# [What is expected]
Select, from the material below, each line with "opening" in it.

# [Extracted entries]
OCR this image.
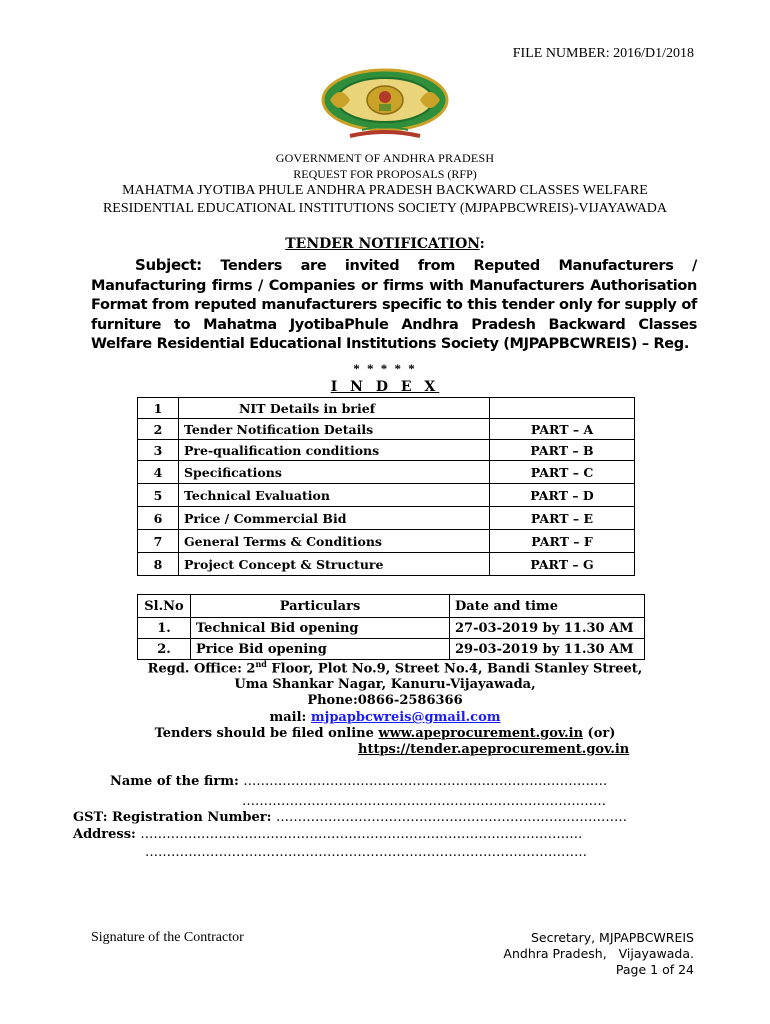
FILE NUMBER: 2016/D1/2018
GOVERNMENT OF ANDHRA PRADESH
REQUEST FOR PROPOSALS (RFP)
MAHATMA JYOTIBA PHULE ANDHRA PRADESH BACKWARD CLASSES WELFARE
RESIDENTIAL EDUCATIONAL INSTITUTIONS SOCIETY (MJPAPBCWREIS)-VIJAYAWADA
TENDER NOTIFICATION:
Subject: Tenders are invited from Reputed Manufacturers / Manufacturing firms / Companies or firms with Manufacturers Authorisation Format from reputed manufacturers specific to this tender only for supply of furniture to Mahatma JyotibaPhule Andhra Pradesh Backward Classes Welfare Residential Educational Institutions Society (MJPAPBCWREIS) – Reg.
* * * * *
I N D E X
1	NIT Details in brief	
2	Tender Notification Details	PART – A
3	Pre-qualification conditions	PART – B
4	Specifications	PART – C
5	Technical Evaluation	PART – D
6	Price / Commercial Bid	PART – E
7	General Terms & Conditions	PART – F
8	Project Concept & Structure	PART – G
Sl.No	Particulars	Date and time
1.	Technical Bid opening	27-03-2019 by 11.30 AM
2.	Price Bid opening	29-03-2019 by 11.30 AM
Regd. Office: 2nd Floor, Plot No.9, Street No.4, Bandi Stanley Street,
Uma Shankar Nagar, Kanuru-Vijayawada,
Phone:0866-2586366
mail: mjpapbcwreis@gmail.com
Tenders should be filed online www.apeprocurement.gov.in (or)
https://tender.apeprocurement.gov.in
Name of the firm: …………………………………………………………………………
…………………………………………………………………………
GST: Registration Number: ………………………………………………………………………
Address: …………………………………………………………………………………………
…………………………………………………………………………………………
Signature of the Contractor	Secretary, MJPAPBCWREIS
Andhra Pradesh,   Vijayawada.
Page 1 of 24
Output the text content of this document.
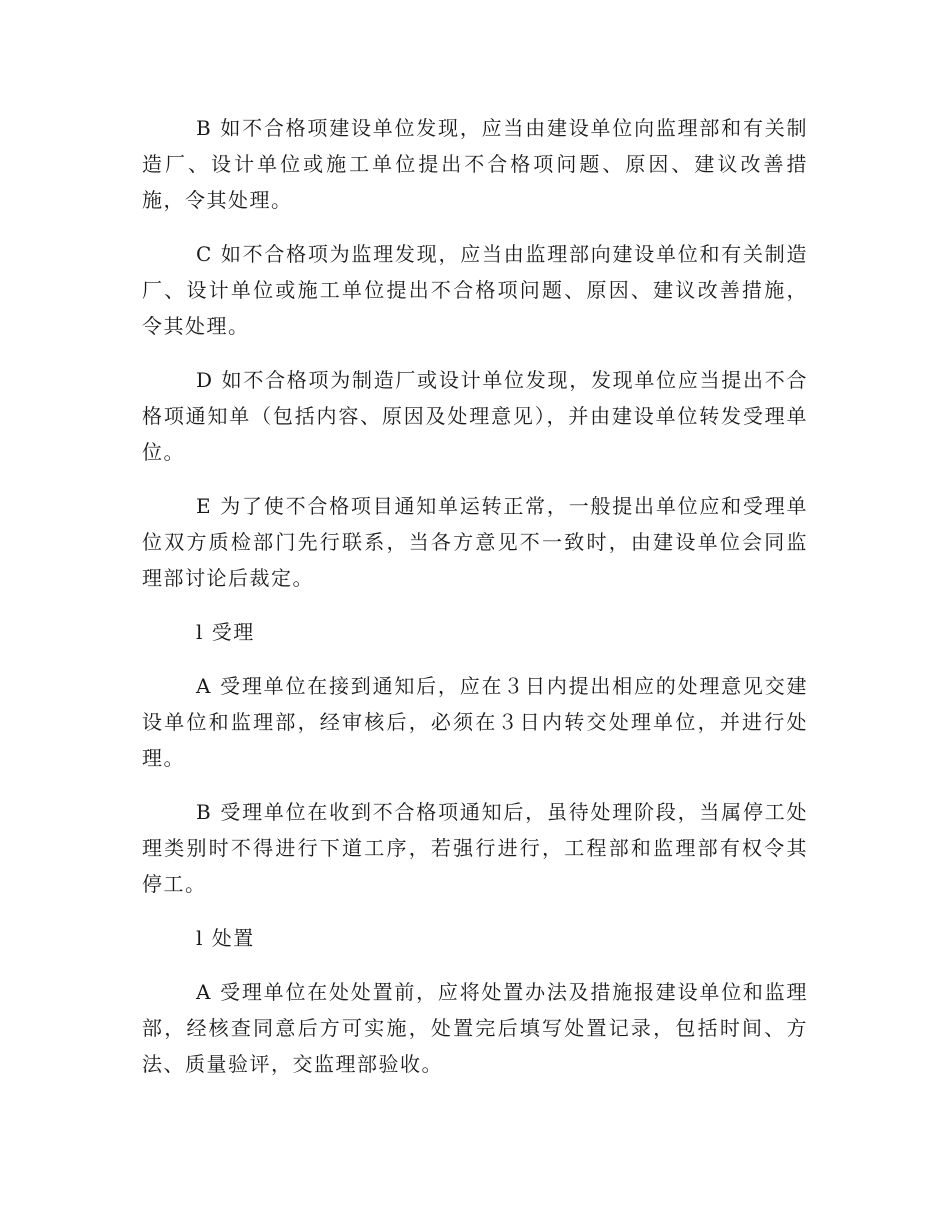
B 如不合格项建设单位发现，应当由建设单位向监理部和有关制造厂、设计单位或施工单位提出不合格项问题、原因、建议改善措施，令其处理。

C 如不合格项为监理发现，应当由监理部向建设单位和有关制造厂、设计单位或施工单位提出不合格项问题、原因、建议改善措施，令其处理。

D 如不合格项为制造厂或设计单位发现，发现单位应当提出不合格项通知单（包括内容、原因及处理意见），并由建设单位转发受理单位。

E 为了使不合格项目通知单运转正常，一般提出单位应和受理单位双方质检部门先行联系，当各方意见不一致时，由建设单位会同监理部讨论后裁定。

l 受理

A 受理单位在接到通知后，应在３日内提出相应的处理意见交建设单位和监理部，经审核后，必须在３日内转交处理单位，并进行处理。

B 受理单位在收到不合格项通知后，虽待处理阶段，当属停工处理类别时不得进行下道工序，若强行进行，工程部和监理部有权令其停工。

l 处置

A 受理单位在处处置前，应将处置办法及措施报建设单位和监理部，经核查同意后方可实施，处置完后填写处置记录，包括时间、方法、质量验评，交监理部验收。
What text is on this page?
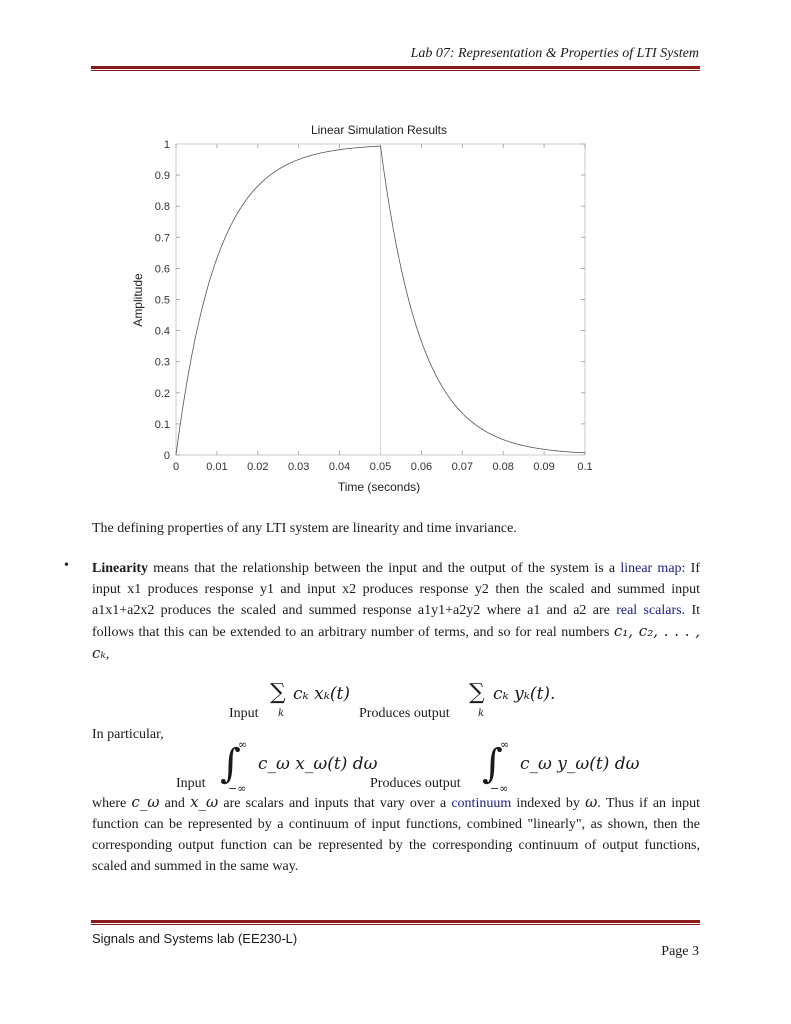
Lab 07: Representation & Properties of LTI System
Linear Simulation Results
0
0.1
0.2
0.3
0.4
0.5
0.6
0.7
0.8
0.9
1
0 0.01 0.02 0.03 0.04 0.05 0.06 0.07 0.08 0.09 0.1
Time (seconds)
Amplitude
The defining properties of any LTI system are linearity and time invariance.
• Linearity means that the relationship between the input and the output of the system is a linear map: If input x1 produces response y1 and input x2 produces response y2 then the scaled and summed input a1x1+a2x2 produces the scaled and summed response a1y1+a2y2 where a1 and a2 are real scalars. It follows that this can be extended to an arbitrary number of terms, and so for real numbers c₁, c₂, . . . , cₖ,
Input
∑
k
cₖ xₖ(t)
Produces output
∑
k
cₖ yₖ(t).
In particular,
Input ∫
∞
−∞
c_ω x_ω(t) dω
Produces output ∫
∞
−∞
c_ω y_ω(t) dω
where c_ω and x_ω are scalars and inputs that vary over a continuum indexed by ω. Thus if an input function can be represented by a continuum of input functions, combined "linearly", as shown, then the corresponding output function can be represented by the corresponding continuum of output functions, scaled and summed in the same way.
Signals and Systems lab (EE230-L)
Page 3
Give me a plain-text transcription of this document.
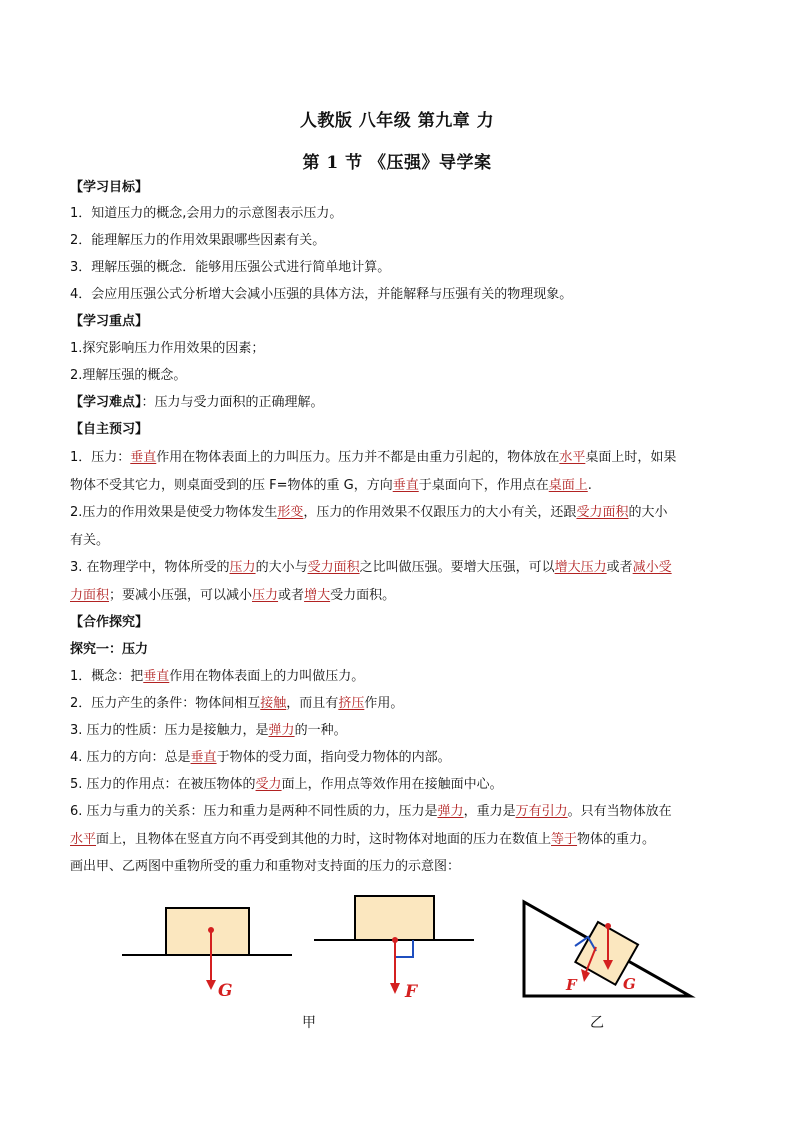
人教版 八年级 第九章 力
第 1 节 《压强》导学案
【学习目标】
1．知道压力的概念,会用力的示意图表示压力。
2．能理解压力的作用效果跟哪些因素有关。
3．理解压强的概念．能够用压强公式进行简单地计算。
4．会应用压强公式分析增大会减小压强的具体方法，并能解释与压强有关的物理现象。
【学习重点】
1.探究影响压力作用效果的因素；
2.理解压强的概念。
【学习难点】：压力与受力面积的正确理解。
【自主预习】
1．压力：垂直作用在物体表面上的力叫压力。压力并不都是由重力引起的，物体放在水平桌面上时，如果
物体不受其它力，则桌面受到的压 F=物体的重 G，方向垂直于桌面向下，作用点在桌面上.
2.压力的作用效果是使受力物体发生形变，压力的作用效果不仅跟压力的大小有关，还跟受力面积的大小
有关。
3. 在物理学中，物体所受的压力的大小与受力面积之比叫做压强。要增大压强，可以增大压力或者减小受
力面积；要减小压强，可以减小压力或者增大受力面积。
【合作探究】
探究一：压力
1．概念：把垂直作用在物体表面上的力叫做压力。
2．压力产生的条件：物体间相互接触，而且有挤压作用。
3. 压力的性质：压力是接触力，是弹力的一种。
4. 压力的方向：总是垂直于物体的受力面，指向受力物体的内部。
5. 压力的作用点：在被压物体的受力面上，作用点等效作用在接触面中心。
6. 压力与重力的关系：压力和重力是两种不同性质的力，压力是弹力，重力是万有引力。只有当物体放在
水平面上，且物体在竖直方向不再受到其他的力时，这时物体对地面的压力在数值上等于物体的重力。
画出甲、乙两图中重物所受的重力和重物对支持面的压力的示意图：
G	F	F	G
甲	乙
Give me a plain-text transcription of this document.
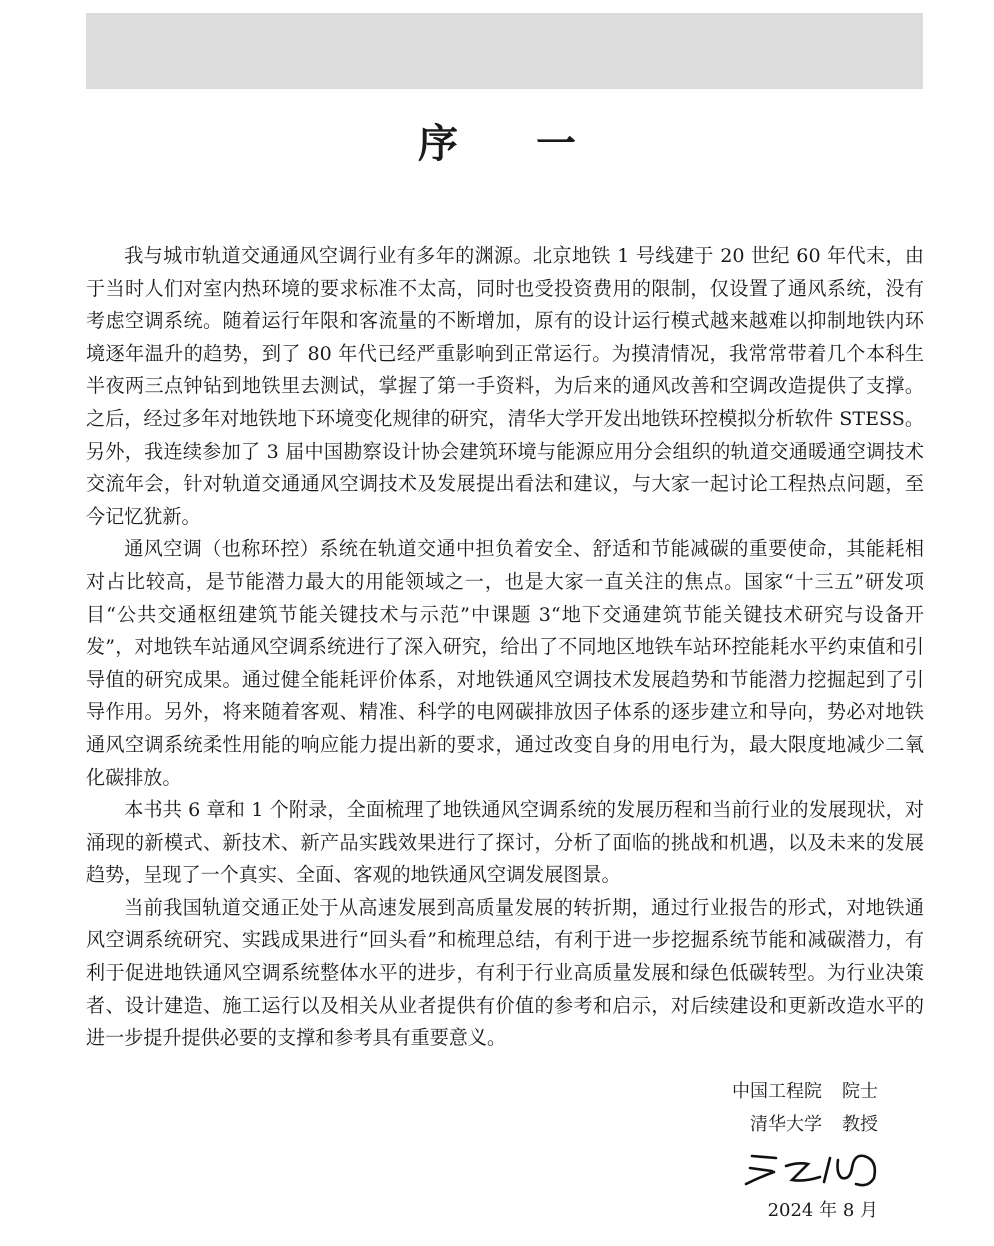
序 一

我与城市轨道交通通风空调行业有多年的渊源。北京地铁 1 号线建于 20 世纪 60 年代末，由于当时人们对室内热环境的要求标准不太高，同时也受投资费用的限制，仅设置了通风系统，没有考虑空调系统。随着运行年限和客流量的不断增加，原有的设计运行模式越来越难以抑制地铁内环境逐年温升的趋势，到了 80 年代已经严重影响到正常运行。为摸清情况，我常常带着几个本科生半夜两三点钟钻到地铁里去测试，掌握了第一手资料，为后来的通风改善和空调改造提供了支撑。之后，经过多年对地铁地下环境变化规律的研究，清华大学开发出地铁环控模拟分析软件 STESS。另外，我连续参加了 3 届中国勘察设计协会建筑环境与能源应用分会组织的轨道交通暖通空调技术交流年会，针对轨道交通通风空调技术及发展提出看法和建议，与大家一起讨论工程热点问题，至今记忆犹新。

通风空调（也称环控）系统在轨道交通中担负着安全、舒适和节能减碳的重要使命，其能耗相对占比较高，是节能潜力最大的用能领域之一，也是大家一直关注的焦点。国家“十三五”研发项目“公共交通枢纽建筑节能关键技术与示范”中课题 3“地下交通建筑节能关键技术研究与设备开发”，对地铁车站通风空调系统进行了深入研究，给出了不同地区地铁车站环控能耗水平约束值和引导值的研究成果。通过健全能耗评价体系，对地铁通风空调技术发展趋势和节能潜力挖掘起到了引导作用。另外，将来随着客观、精准、科学的电网碳排放因子体系的逐步建立和导向，势必对地铁通风空调系统柔性用能的响应能力提出新的要求，通过改变自身的用电行为，最大限度地减少二氧化碳排放。

本书共 6 章和 1 个附录，全面梳理了地铁通风空调系统的发展历程和当前行业的发展现状，对涌现的新模式、新技术、新产品实践效果进行了探讨，分析了面临的挑战和机遇，以及未来的发展趋势，呈现了一个真实、全面、客观的地铁通风空调发展图景。

当前我国轨道交通正处于从高速发展到高质量发展的转折期，通过行业报告的形式，对地铁通风空调系统研究、实践成果进行“回头看”和梳理总结，有利于进一步挖掘系统节能和减碳潜力，有利于促进地铁通风空调系统整体水平的进步，有利于行业高质量发展和绿色低碳转型。为行业决策者、设计建造、施工运行以及相关从业者提供有价值的参考和启示，对后续建设和更新改造水平的进一步提升提供必要的支撑和参考具有重要意义。

中国工程院 院士
清华大学 教授
2024 年 8 月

# [Output]
1.	Technical Bid opening	27-03-2019 by 11.30 AM
2.	Price Bid opening	29-03-2019 by 11.30 AM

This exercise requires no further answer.